» SET EXERCISE:
Switch "screenshot" to "image" in the listing from its first line to the line with "- data-point: [497, 211, 500, 215]", both included. Give only those lines, with nothing else changed.
==== MATERIAL PROVIDED ====
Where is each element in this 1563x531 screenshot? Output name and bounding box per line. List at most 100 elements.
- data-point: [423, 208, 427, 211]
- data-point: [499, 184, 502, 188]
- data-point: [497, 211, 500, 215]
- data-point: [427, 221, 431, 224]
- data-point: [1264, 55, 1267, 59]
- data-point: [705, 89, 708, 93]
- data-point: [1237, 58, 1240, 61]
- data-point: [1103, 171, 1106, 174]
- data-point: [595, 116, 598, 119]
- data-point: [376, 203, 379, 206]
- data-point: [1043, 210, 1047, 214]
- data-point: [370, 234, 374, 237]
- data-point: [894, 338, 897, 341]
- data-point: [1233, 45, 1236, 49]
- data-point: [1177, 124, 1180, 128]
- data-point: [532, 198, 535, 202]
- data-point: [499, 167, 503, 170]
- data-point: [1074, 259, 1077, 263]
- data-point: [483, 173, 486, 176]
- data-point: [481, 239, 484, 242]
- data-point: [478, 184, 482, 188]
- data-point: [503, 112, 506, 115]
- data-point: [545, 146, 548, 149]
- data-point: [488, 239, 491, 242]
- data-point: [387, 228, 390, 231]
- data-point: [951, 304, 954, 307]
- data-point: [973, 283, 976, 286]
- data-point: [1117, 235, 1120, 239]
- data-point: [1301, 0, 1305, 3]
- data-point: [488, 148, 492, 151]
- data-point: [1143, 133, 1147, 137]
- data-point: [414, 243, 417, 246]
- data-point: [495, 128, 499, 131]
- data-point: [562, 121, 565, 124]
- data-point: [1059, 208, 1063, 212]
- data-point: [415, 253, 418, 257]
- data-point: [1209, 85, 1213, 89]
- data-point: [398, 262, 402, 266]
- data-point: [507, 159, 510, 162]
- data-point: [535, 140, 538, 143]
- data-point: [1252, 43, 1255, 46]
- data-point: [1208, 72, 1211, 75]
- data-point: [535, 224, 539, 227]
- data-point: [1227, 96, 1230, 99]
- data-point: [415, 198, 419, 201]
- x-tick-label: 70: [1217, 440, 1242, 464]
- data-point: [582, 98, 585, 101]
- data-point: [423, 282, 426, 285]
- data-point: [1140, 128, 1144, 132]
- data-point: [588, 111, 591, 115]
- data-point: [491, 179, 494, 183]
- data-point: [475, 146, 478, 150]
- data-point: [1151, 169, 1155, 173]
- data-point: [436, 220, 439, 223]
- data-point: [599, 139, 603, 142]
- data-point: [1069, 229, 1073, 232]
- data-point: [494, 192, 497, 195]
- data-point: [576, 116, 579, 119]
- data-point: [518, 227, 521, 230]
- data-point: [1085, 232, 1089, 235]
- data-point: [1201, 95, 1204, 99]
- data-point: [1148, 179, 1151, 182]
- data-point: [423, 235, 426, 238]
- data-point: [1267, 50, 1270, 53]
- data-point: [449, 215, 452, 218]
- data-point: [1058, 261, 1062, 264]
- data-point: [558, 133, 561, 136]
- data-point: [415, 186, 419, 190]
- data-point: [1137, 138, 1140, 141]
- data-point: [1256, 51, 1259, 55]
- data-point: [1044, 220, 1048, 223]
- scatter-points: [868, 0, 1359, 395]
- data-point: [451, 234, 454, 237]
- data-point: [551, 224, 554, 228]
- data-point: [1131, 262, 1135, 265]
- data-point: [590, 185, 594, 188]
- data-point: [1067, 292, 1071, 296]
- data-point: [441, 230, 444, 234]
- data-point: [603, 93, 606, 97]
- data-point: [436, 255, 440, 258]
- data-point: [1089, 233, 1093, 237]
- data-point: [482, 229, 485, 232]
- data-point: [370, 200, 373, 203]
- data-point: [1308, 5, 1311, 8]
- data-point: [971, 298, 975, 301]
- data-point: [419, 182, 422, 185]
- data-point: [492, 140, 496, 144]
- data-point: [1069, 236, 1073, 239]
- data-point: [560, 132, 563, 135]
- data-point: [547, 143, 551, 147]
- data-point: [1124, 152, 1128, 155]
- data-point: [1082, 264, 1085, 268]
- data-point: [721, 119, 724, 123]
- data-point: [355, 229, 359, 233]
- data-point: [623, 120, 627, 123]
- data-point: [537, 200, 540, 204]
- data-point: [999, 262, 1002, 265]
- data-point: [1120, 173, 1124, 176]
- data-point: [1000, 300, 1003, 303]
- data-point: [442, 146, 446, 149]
====
» REPLY:
Where is each element in this 1563x531 image? Output name and bounding box per line. List at most 100 elements.
- data-point: [423, 208, 427, 211]
- data-point: [499, 184, 502, 188]
- data-point: [497, 211, 500, 215]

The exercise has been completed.